[Start Data shown]
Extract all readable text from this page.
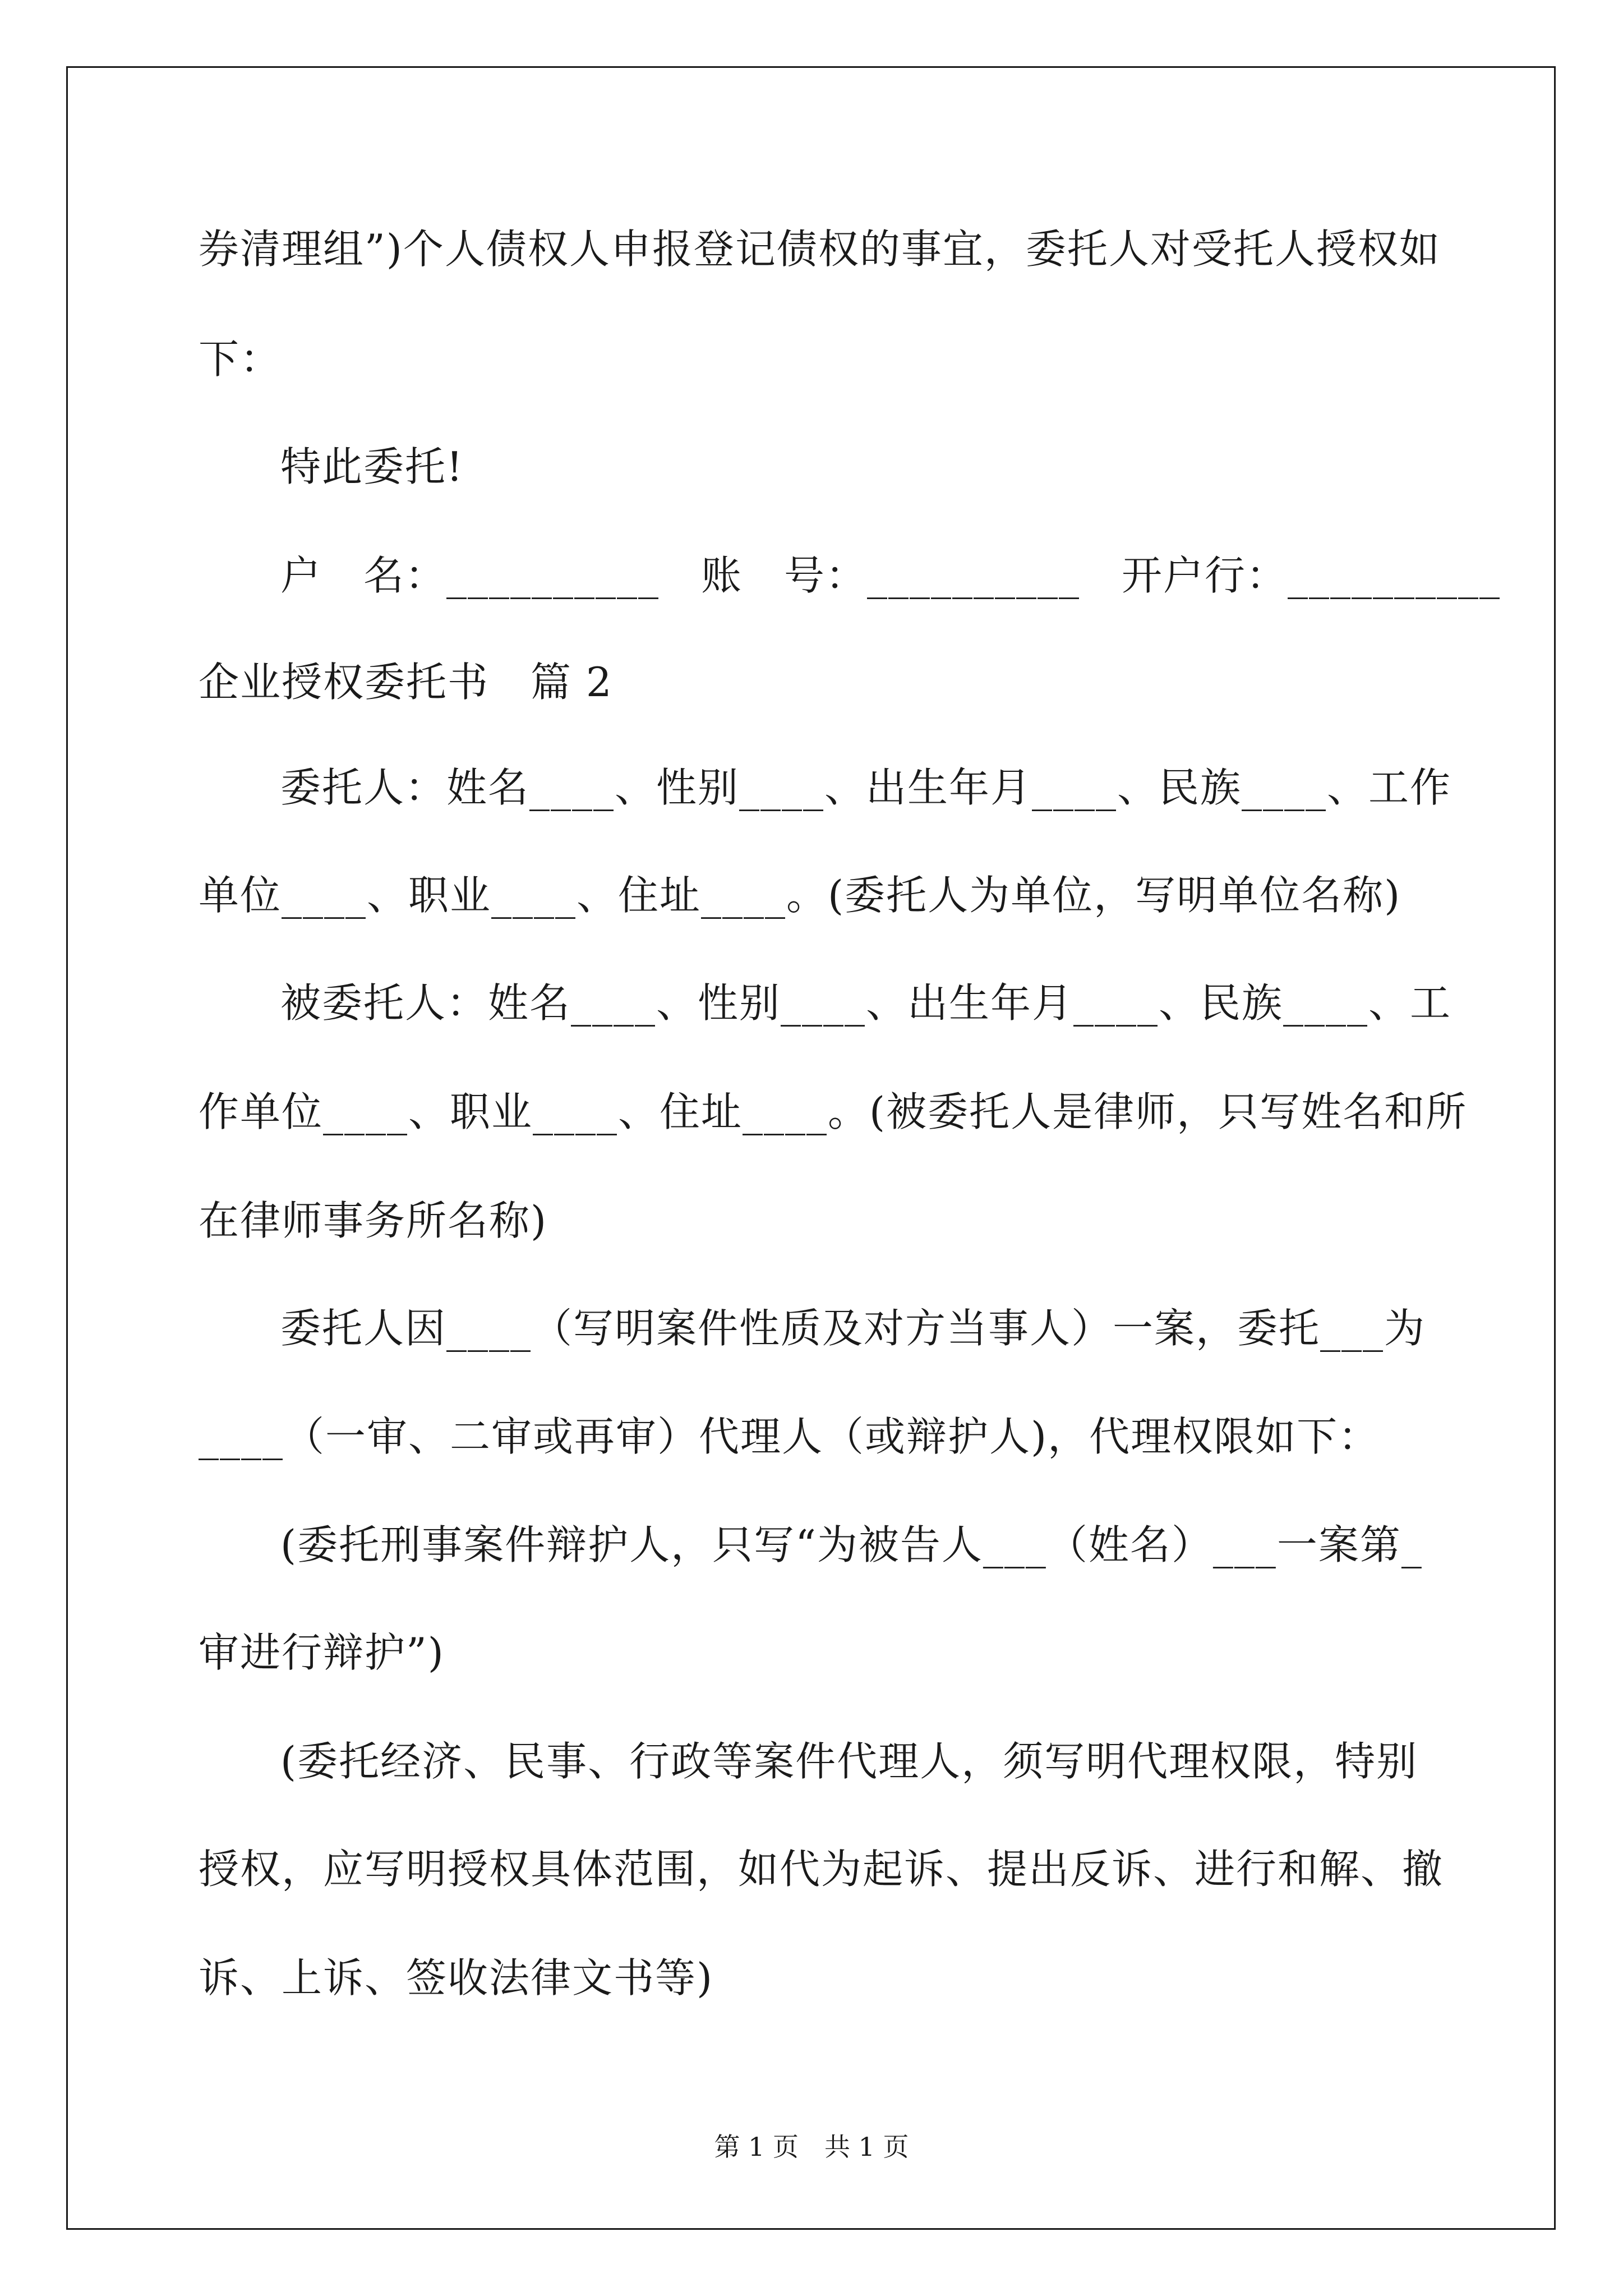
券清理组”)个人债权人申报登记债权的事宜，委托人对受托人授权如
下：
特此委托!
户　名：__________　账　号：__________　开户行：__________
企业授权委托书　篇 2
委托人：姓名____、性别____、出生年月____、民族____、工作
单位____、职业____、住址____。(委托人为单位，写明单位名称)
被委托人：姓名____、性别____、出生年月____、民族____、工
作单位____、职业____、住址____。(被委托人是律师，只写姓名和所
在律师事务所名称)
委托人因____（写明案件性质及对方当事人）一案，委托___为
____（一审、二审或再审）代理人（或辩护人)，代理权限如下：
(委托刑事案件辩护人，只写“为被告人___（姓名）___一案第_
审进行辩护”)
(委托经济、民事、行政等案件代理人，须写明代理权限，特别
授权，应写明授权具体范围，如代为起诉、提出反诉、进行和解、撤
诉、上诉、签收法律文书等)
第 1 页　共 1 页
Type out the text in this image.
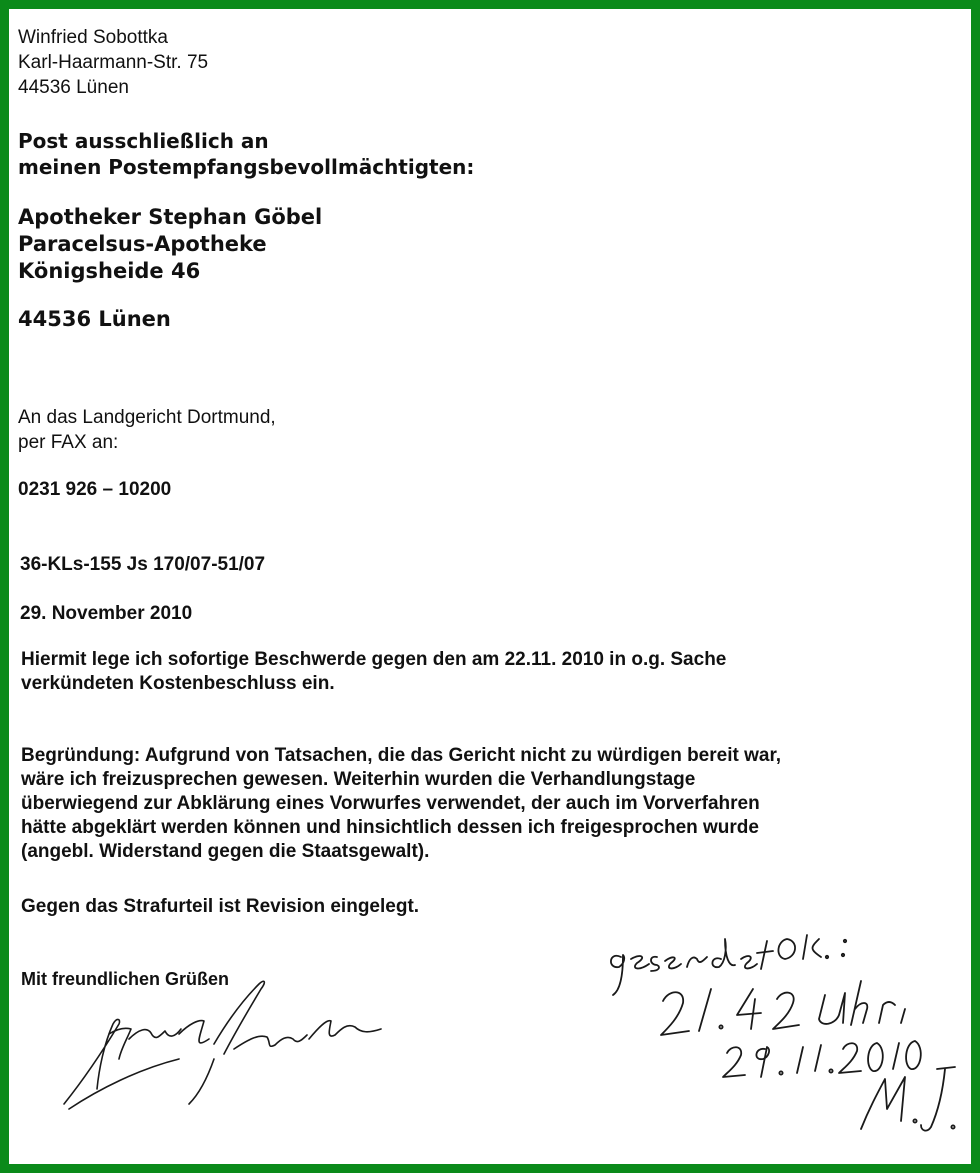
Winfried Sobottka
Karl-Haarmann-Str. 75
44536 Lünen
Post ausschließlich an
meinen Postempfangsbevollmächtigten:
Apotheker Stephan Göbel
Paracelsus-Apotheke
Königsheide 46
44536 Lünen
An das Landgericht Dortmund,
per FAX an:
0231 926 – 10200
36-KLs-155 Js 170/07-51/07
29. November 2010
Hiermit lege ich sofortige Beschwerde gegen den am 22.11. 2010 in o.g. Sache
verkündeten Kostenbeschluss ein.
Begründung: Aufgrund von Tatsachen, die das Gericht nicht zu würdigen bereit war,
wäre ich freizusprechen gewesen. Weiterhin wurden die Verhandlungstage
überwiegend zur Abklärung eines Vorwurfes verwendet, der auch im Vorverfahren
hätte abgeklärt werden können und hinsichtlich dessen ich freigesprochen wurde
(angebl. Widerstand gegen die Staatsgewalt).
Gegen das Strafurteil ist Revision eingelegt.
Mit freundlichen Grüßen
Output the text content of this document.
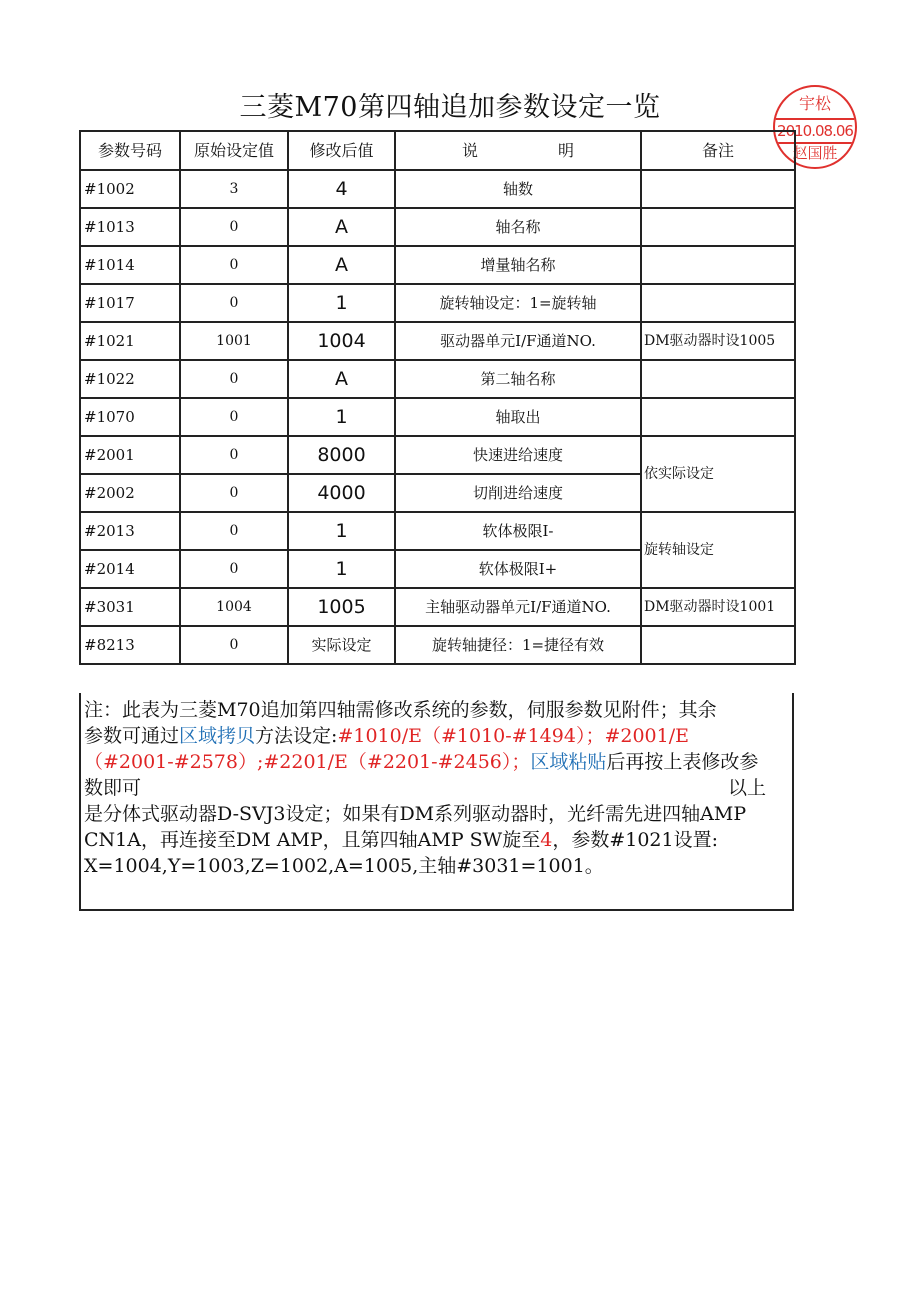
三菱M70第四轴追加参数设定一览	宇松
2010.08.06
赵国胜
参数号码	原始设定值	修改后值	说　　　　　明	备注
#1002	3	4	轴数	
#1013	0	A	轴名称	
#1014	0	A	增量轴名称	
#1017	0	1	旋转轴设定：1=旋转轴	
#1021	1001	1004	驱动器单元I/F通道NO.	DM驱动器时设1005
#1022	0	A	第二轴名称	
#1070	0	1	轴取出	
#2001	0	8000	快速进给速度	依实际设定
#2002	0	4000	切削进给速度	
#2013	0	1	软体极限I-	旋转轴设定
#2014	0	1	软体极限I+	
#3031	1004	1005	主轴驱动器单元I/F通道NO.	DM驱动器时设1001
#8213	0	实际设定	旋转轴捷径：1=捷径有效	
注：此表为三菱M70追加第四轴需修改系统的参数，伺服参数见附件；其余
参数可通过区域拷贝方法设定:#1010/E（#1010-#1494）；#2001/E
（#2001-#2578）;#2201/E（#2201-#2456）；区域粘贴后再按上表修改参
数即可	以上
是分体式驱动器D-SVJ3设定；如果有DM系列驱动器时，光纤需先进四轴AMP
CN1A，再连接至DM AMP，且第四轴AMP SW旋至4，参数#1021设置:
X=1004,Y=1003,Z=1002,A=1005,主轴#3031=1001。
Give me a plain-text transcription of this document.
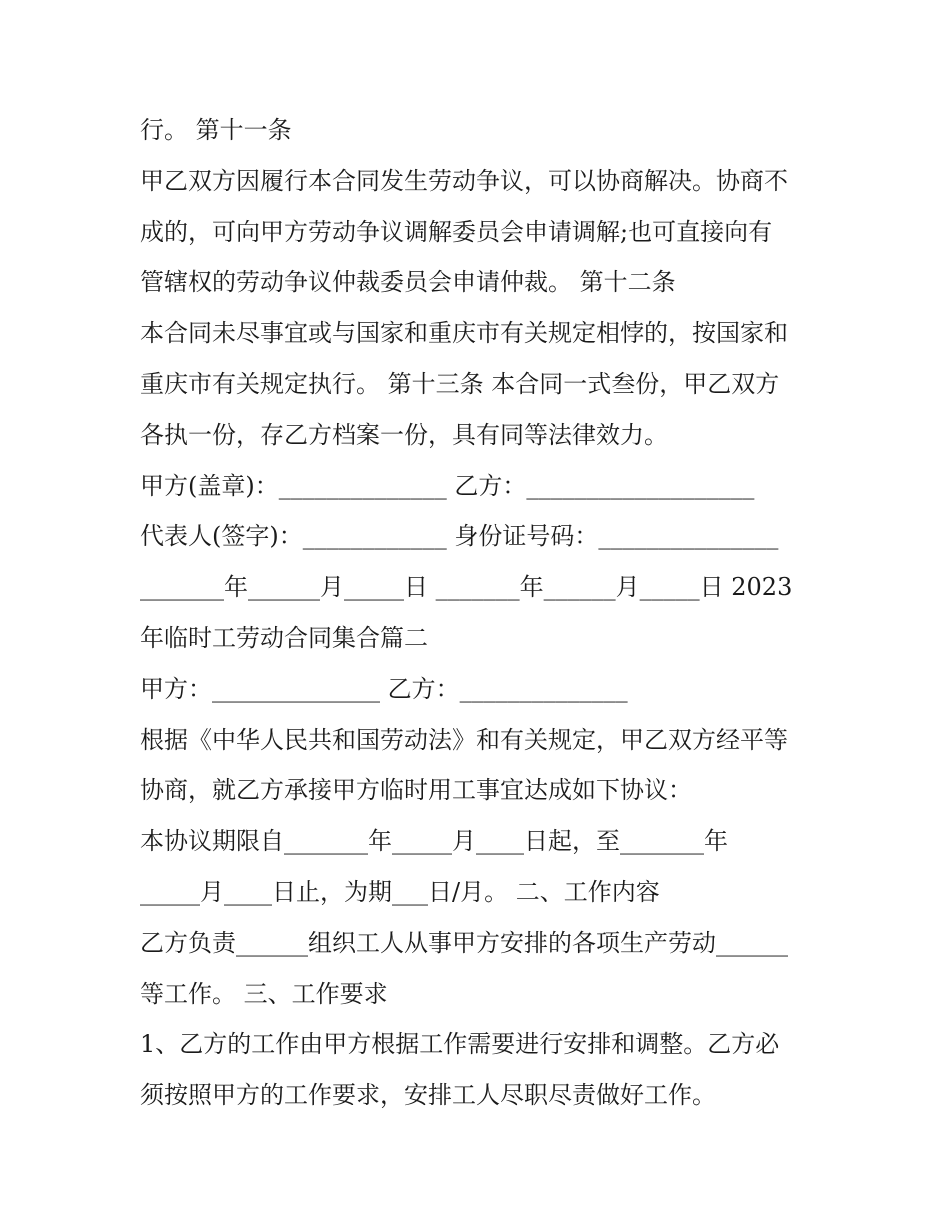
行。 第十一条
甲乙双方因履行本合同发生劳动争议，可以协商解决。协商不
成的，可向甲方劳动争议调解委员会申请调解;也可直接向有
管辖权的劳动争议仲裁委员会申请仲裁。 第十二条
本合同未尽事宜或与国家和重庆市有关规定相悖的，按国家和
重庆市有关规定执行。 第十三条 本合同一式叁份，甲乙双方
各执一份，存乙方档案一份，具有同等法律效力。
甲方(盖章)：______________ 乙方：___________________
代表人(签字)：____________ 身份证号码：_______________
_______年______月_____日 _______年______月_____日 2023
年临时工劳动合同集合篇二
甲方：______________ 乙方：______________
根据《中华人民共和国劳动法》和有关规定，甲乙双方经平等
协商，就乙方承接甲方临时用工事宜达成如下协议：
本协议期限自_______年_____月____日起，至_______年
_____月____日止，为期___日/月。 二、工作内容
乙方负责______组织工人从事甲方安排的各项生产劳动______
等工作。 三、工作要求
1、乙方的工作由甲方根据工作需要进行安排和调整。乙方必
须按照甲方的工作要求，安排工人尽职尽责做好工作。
[End Data shown]
◆ **What the task requires**
Copy out the lines in which the string "旋转轴设定" appears.

◆ **Answer to this problem**
#1017	0	1	旋转轴设定：1=旋转轴	
#2013	0	1	软体极限I-	旋转轴设定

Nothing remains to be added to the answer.